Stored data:
--- Start ---
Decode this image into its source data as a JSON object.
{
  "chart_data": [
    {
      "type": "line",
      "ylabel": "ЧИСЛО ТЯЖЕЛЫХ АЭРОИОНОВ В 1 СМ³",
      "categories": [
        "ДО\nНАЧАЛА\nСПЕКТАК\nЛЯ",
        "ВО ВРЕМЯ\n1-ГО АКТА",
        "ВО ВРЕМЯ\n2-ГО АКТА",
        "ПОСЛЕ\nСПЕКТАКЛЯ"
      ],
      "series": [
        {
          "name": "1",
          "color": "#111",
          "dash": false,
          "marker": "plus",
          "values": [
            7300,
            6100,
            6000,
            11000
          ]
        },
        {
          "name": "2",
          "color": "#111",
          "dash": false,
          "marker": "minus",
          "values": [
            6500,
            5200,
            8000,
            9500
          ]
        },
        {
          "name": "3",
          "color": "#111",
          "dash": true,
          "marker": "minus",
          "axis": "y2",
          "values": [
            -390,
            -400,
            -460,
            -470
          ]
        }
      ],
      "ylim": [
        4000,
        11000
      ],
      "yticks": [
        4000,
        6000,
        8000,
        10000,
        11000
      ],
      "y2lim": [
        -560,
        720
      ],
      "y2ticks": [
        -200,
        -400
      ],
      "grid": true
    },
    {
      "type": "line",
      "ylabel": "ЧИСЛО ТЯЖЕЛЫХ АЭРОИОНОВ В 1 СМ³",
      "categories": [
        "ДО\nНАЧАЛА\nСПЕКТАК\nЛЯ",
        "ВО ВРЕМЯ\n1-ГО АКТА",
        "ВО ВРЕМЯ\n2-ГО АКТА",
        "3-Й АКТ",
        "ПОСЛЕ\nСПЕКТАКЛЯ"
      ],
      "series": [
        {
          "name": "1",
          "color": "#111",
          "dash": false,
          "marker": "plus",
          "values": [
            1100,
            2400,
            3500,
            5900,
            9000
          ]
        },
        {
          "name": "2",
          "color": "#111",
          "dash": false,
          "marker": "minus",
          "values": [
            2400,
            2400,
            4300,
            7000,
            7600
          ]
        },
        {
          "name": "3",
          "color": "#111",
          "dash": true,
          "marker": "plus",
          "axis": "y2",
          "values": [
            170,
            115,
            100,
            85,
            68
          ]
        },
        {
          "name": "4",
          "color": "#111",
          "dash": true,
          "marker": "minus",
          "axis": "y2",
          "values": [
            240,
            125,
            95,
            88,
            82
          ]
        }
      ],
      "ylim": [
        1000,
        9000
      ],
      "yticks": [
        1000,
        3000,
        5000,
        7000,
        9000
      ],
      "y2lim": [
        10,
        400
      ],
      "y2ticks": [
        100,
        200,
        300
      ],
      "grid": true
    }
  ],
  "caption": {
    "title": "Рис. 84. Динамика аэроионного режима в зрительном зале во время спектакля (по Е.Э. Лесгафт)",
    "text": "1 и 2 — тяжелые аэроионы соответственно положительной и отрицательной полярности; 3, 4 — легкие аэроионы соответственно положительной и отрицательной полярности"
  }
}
--- End ---
• WHAT YOU SHOULD DO
Print out every record again, exactly and in full.

• EXERCISE OUTPUT
Decode this image into its source data as a JSON object.
{
  "chart_data": [
    {
      "type": "line",
      "ylabel": "ЧИСЛО ТЯЖЕЛЫХ АЭРОИОНОВ В 1 СМ³",
      "categories": [
        "ДО\nНАЧАЛА\nСПЕКТАК\nЛЯ",
        "ВО ВРЕМЯ\n1-ГО АКТА",
        "ВО ВРЕМЯ\n2-ГО АКТА",
        "ПОСЛЕ\nСПЕКТАКЛЯ"
      ],
      "series": [
        {
          "name": "1",
          "color": "#111",
          "dash": false,
          "marker": "plus",
          "values": [
            7300,
            6100,
            6000,
            11000
          ]
        },
        {
          "name": "2",
          "color": "#111",
          "dash": false,
          "marker": "minus",
          "values": [
            6500,
            5200,
            8000,
            9500
          ]
        },
        {
          "name": "3",
          "color": "#111",
          "dash": true,
          "marker": "minus",
          "axis": "y2",
          "values": [
            -390,
            -400,
            -460,
            -470
          ]
        }
      ],
      "ylim": [
        4000,
        11000
      ],
      "yticks": [
        4000,
        6000,
        8000,
        10000,
        11000
      ],
      "y2lim": [
        -560,
        720
      ],
      "y2ticks": [
        -200,
        -400
      ],
      "grid": true
    },
    {
      "type": "line",
      "ylabel": "ЧИСЛО ТЯЖЕЛЫХ АЭРОИОНОВ В 1 СМ³",
      "categories": [
        "ДО\nНАЧАЛА\nСПЕКТАК\nЛЯ",
        "ВО ВРЕМЯ\n1-ГО АКТА",
        "ВО ВРЕМЯ\n2-ГО АКТА",
        "3-Й АКТ",
        "ПОСЛЕ\nСПЕКТАКЛЯ"
      ],
      "series": [
        {
          "name": "1",
          "color": "#111",
          "dash": false,
          "marker": "plus",
          "values": [
            1100,
            2400,
            3500,
            5900,
            9000
          ]
        },
        {
          "name": "2",
          "color": "#111",
          "dash": false,
          "marker": "minus",
          "values": [
            2400,
            2400,
            4300,
            7000,
            7600
          ]
        },
        {
          "name": "3",
          "color": "#111",
          "dash": true,
          "marker": "plus",
          "axis": "y2",
          "values": [
            170,
            115,
            100,
            85,
            68
          ]
        },
        {
          "name": "4",
          "color": "#111",
          "dash": true,
          "marker": "minus",
          "axis": "y2",
          "values": [
            240,
            125,
            95,
            88,
            82
          ]
        }
      ],
      "ylim": [
        1000,
        9000
      ],
      "yticks": [
        1000,
        3000,
        5000,
        7000,
        9000
      ],
      "y2lim": [
        10,
        400
      ],
      "y2ticks": [
        100,
        200,
        300
      ],
      "grid": true
    }
  ],
  "caption": {
    "title": "Рис. 84. Динамика аэроионного режима в зрительном зале во время спектакля (по Е.Э. Лесгафт)",
    "text": "1 и 2 — тяжелые аэроионы соответственно положительной и отрицательной полярности; 3, 4 — легкие аэроионы соответственно положительной и отрицательной полярности"
  }
}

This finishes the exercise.